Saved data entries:

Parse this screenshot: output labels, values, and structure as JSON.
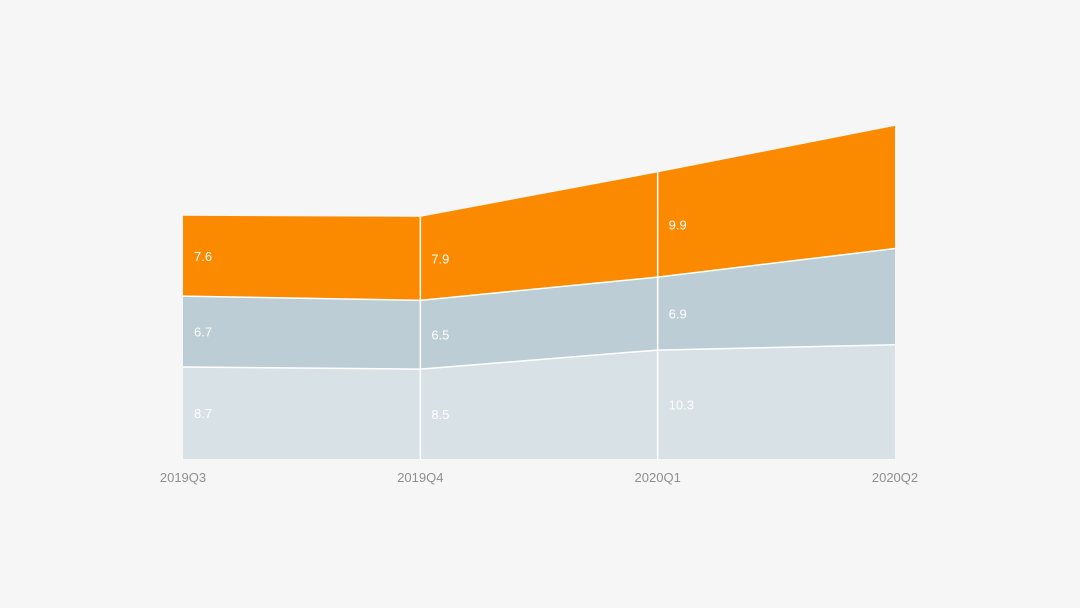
{
  "chart_data": {
    "type": "area",
    "stacked": true,
    "categories": [
      "2019Q3",
      "2019Q4",
      "2020Q1",
      "2020Q2"
    ],
    "series": [
      {
        "values": [
          8.7,
          8.5,
          10.3,
          10.8
        ],
        "color": "#d8e1e6",
        "labels": [
          "8.7",
          "8.5",
          "10.3",
          ""
        ]
      },
      {
        "values": [
          6.7,
          6.5,
          6.9,
          9.1
        ],
        "color": "#bccdd5",
        "labels": [
          "6.7",
          "6.5",
          "6.9",
          ""
        ]
      },
      {
        "values": [
          7.6,
          7.9,
          9.9,
          11.6
        ],
        "color": "#fb8a00",
        "labels": [
          "7.6",
          "7.9",
          "9.9",
          ""
        ]
      }
    ],
    "ylim": [
      0,
      33
    ],
    "grid": false,
    "legend": "none",
    "colors": {
      "background": "#f5f6f5",
      "divider": "#ffffff",
      "tick_text": "#8f8f8f",
      "data_label_text": "#ffffff"
    }
  }
}
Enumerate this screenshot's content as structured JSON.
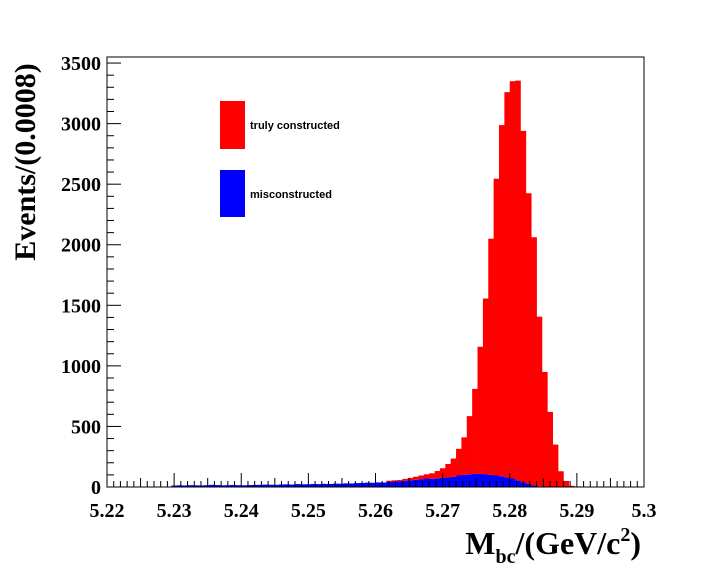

**WHAT THIS TASK INVOLVES**
Note every line above where the string "screenshot" shows up, and copy those lines.

**SOLUTION**
Parse this screenshot: output labels, values, and structure as JSON.
Enumerate this screenshot's content as structured JSON.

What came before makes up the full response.